**Work required:**
Which lines in the records below contain the word "illusions"? Copy each of them.

^^^^^^^^^^^^^^^^

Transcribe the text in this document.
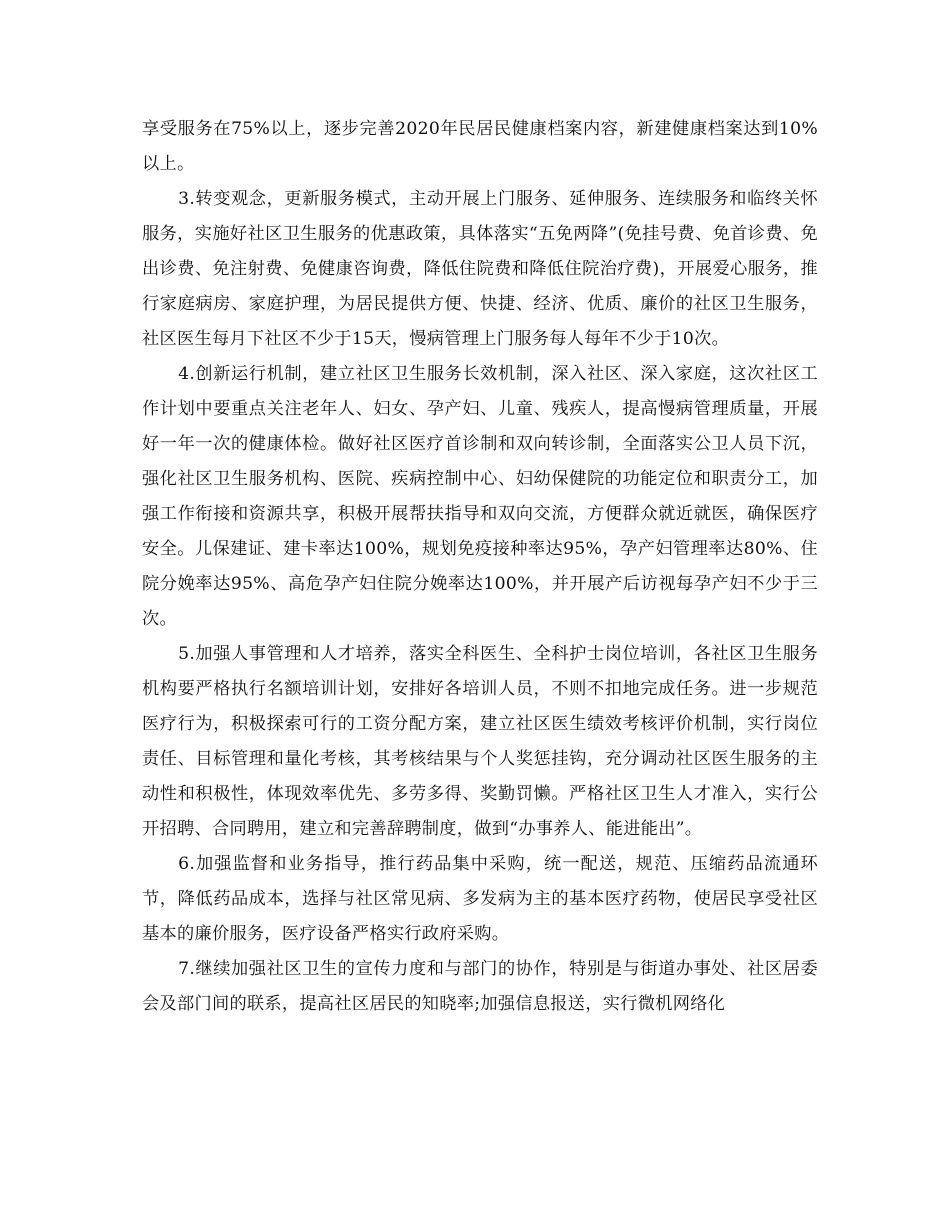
享受服务在75%以上，逐步完善2020年民居民健康档案内容，新建健康档案达到10%以上。

3.转变观念，更新服务模式，主动开展上门服务、延伸服务、连续服务和临终关怀服务，实施好社区卫生服务的优惠政策，具体落实“五免两降”(免挂号费、免首诊费、免出诊费、免注射费、免健康咨询费，降低住院费和降低住院治疗费)，开展爱心服务，推行家庭病房、家庭护理，为居民提供方便、快捷、经济、优质、廉价的社区卫生服务，社区医生每月下社区不少于15天，慢病管理上门服务每人每年不少于10次。

4.创新运行机制，建立社区卫生服务长效机制，深入社区、深入家庭，这次社区工作计划中要重点关注老年人、妇女、孕产妇、儿童、残疾人，提高慢病管理质量，开展好一年一次的健康体检。做好社区医疗首诊制和双向转诊制，全面落实公卫人员下沉，强化社区卫生服务机构、医院、疾病控制中心、妇幼保健院的功能定位和职责分工，加强工作衔接和资源共享，积极开展帮扶指导和双向交流，方便群众就近就医，确保医疗安全。儿保建证、建卡率达100%，规划免疫接种率达95%，孕产妇管理率达80%、住院分娩率达95%、高危孕产妇住院分娩率达100%，并开展产后访视每孕产妇不少于三次。

5.加强人事管理和人才培养，落实全科医生、全科护士岗位培训，各社区卫生服务机构要严格执行名额培训计划，安排好各培训人员，不则不扣地完成任务。进一步规范医疗行为，积极探索可行的工资分配方案，建立社区医生绩效考核评价机制，实行岗位责任、目标管理和量化考核，其考核结果与个人奖惩挂钩，充分调动社区医生服务的主动性和积极性，体现效率优先、多劳多得、奖勤罚懒。严格社区卫生人才准入，实行公开招聘、合同聘用，建立和完善辞聘制度，做到“办事养人、能进能出”。

6.加强监督和业务指导，推行药品集中采购，统一配送，规范、压缩药品流通环节，降低药品成本，选择与社区常见病、多发病为主的基本医疗药物，使居民享受社区基本的廉价服务，医疗设备严格实行政府采购。

7.继续加强社区卫生的宣传力度和与部门的协作，特别是与街道办事处、社区居委会及部门间的联系，提高社区居民的知晓率;加强信息报送，实行微机网络化
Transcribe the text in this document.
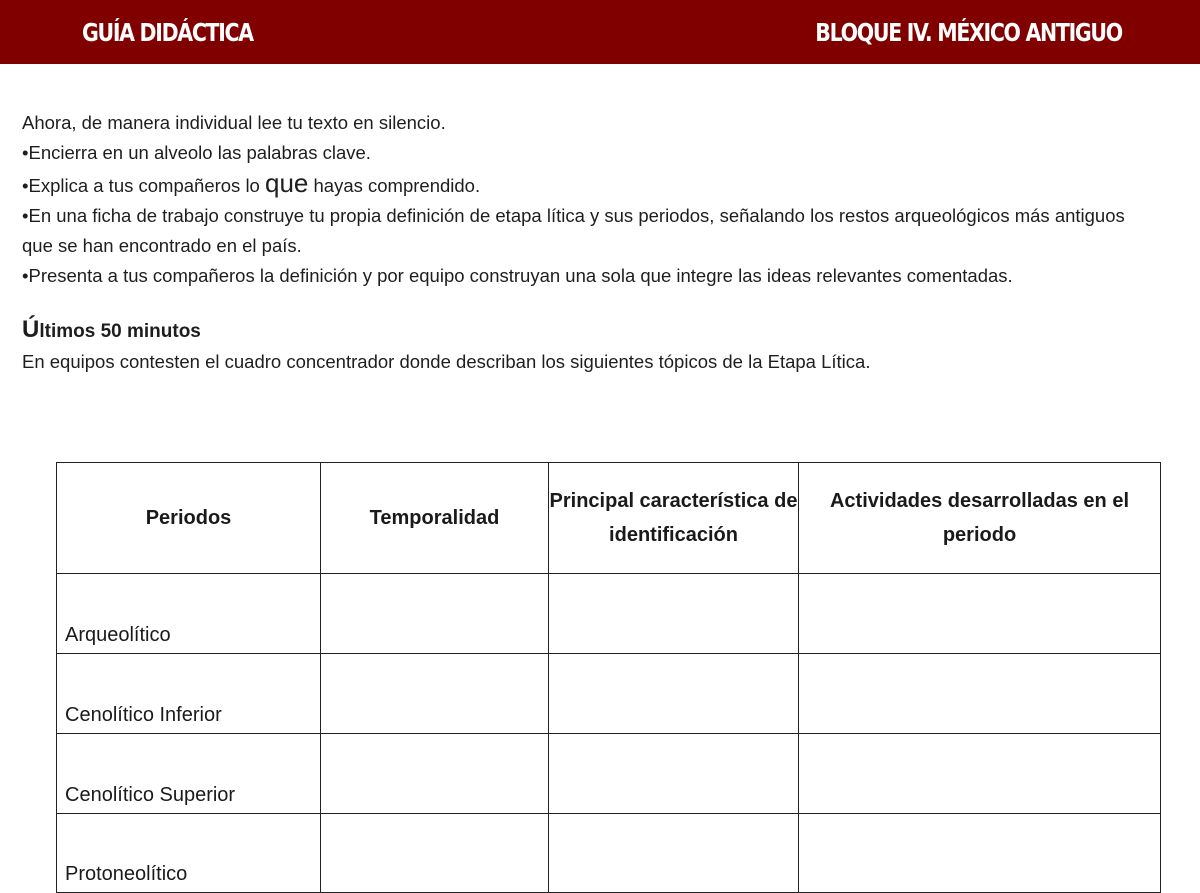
GUÍA DIDÁCTICA	BLOQUE IV. MÉXICO ANTIGUO

Ahora, de manera individual lee tu texto en silencio.

•Encierra en un alveolo las palabras clave.

•Explica a tus compañeros lo que hayas comprendido.

•En una ficha de trabajo construye tu propia definición de etapa lítica y sus periodos, señalando los restos arqueológicos más antiguos que se han encontrado en el país.

•Presenta a tus compañeros la definición y por equipo construyan una sola que integre las ideas relevantes comentadas.

Últimos 50 minutos

En equipos contesten el cuadro concentrador donde describan los siguientes tópicos de la Etapa Lítica.

Periodos	Temporalidad	Principal característica de identificación	Actividades desarrolladas en el periodo
Arqueolítico			
Cenolítico Inferior			
Cenolítico Superior			
Protoneolítico			
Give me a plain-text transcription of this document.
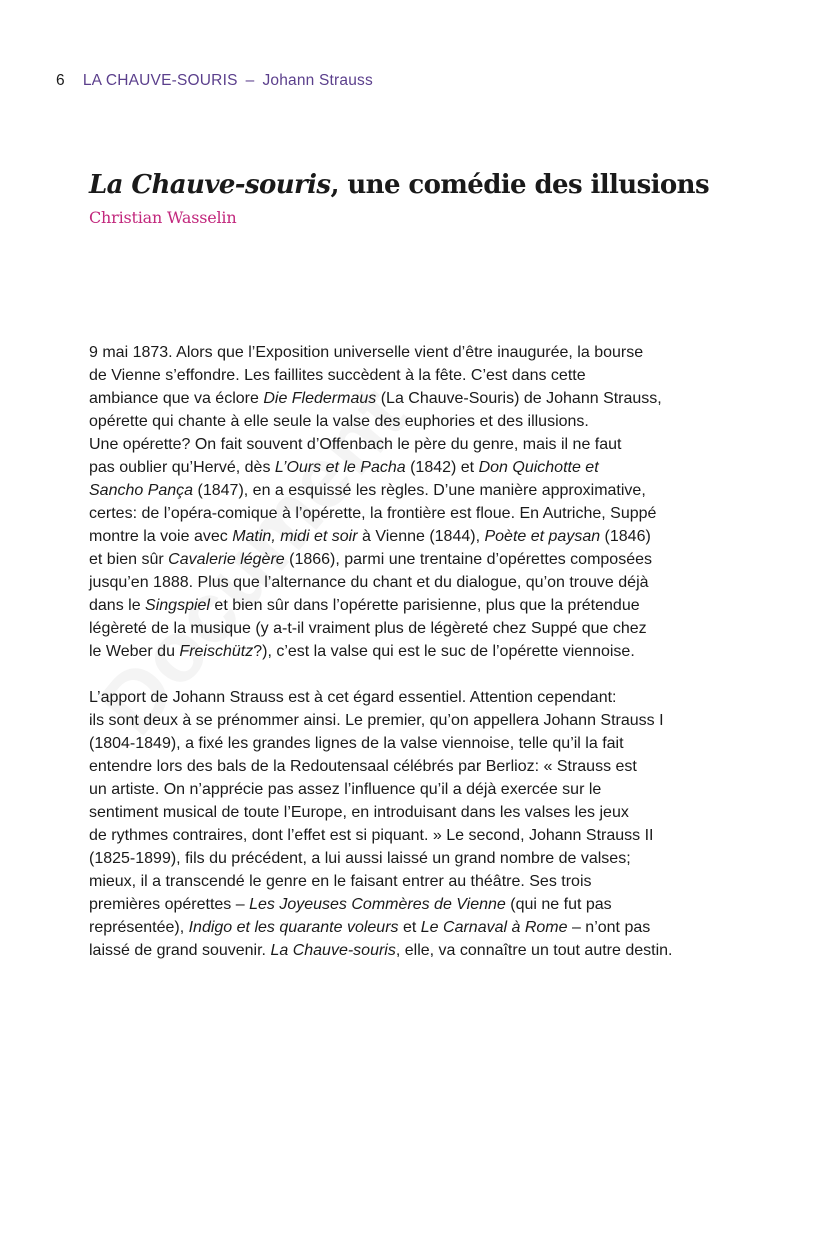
6 LA CHAUVE-SOURIS – Johann Strauss
La Chauve-souris, une comédie des illusions
Christian Wasselin

9 mai 1873. Alors que l’Exposition universelle vient d’être inaugurée, la bourse
de Vienne s’effondre. Les faillites succèdent à la fête. C’est dans cette
ambiance que va éclore Die Fledermaus (La Chauve-Souris) de Johann Strauss,
opérette qui chante à elle seule la valse des euphories et des illusions.
Une opérette? On fait souvent d’Offenbach le père du genre, mais il ne faut
pas oublier qu’Hervé, dès L’Ours et le Pacha (1842) et Don Quichotte et
Sancho Pança (1847), en a esquissé les règles. D’une manière approximative,
certes: de l’opéra-comique à l’opérette, la frontière est floue. En Autriche, Suppé
montre la voie avec Matin, midi et soir à Vienne (1844), Poète et paysan (1846)
et bien sûr Cavalerie légère (1866), parmi une trentaine d’opérettes composées
jusqu’en 1888. Plus que l’alternance du chant et du dialogue, qu’on trouve déjà
dans le Singspiel et bien sûr dans l’opérette parisienne, plus que la prétendue
légèreté de la musique (y a-t-il vraiment plus de légèreté chez Suppé que chez
le Weber du Freischütz?), c’est la valse qui est le suc de l’opérette viennoise.

L’apport de Johann Strauss est à cet égard essentiel. Attention cependant:
ils sont deux à se prénommer ainsi. Le premier, qu’on appellera Johann Strauss I
(1804-1849), a fixé les grandes lignes de la valse viennoise, telle qu’il la fait
entendre lors des bals de la Redoutensaal célébrés par Berlioz: « Strauss est
un artiste. On n’apprécie pas assez l’influence qu’il a déjà exercée sur le
sentiment musical de toute l’Europe, en introduisant dans les valses les jeux
de rythmes contraires, dont l’effet est si piquant. » Le second, Johann Strauss II
(1825-1899), fils du précédent, a lui aussi laissé un grand nombre de valses;
mieux, il a transcendé le genre en le faisant entrer au théâtre. Ses trois
premières opérettes – Les Joyeuses Commères de Vienne (qui ne fut pas
représentée), Indigo et les quarante voleurs et Le Carnaval à Rome – n’ont pas
laissé de grand souvenir. La Chauve-souris, elle, va connaître un tout autre destin.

^^^^^^^^^^^^^^^^

**The completed task:**
La Chauve-souris, une comédie des illusions
opérette qui chante à elle seule la valse des euphories et des illusions.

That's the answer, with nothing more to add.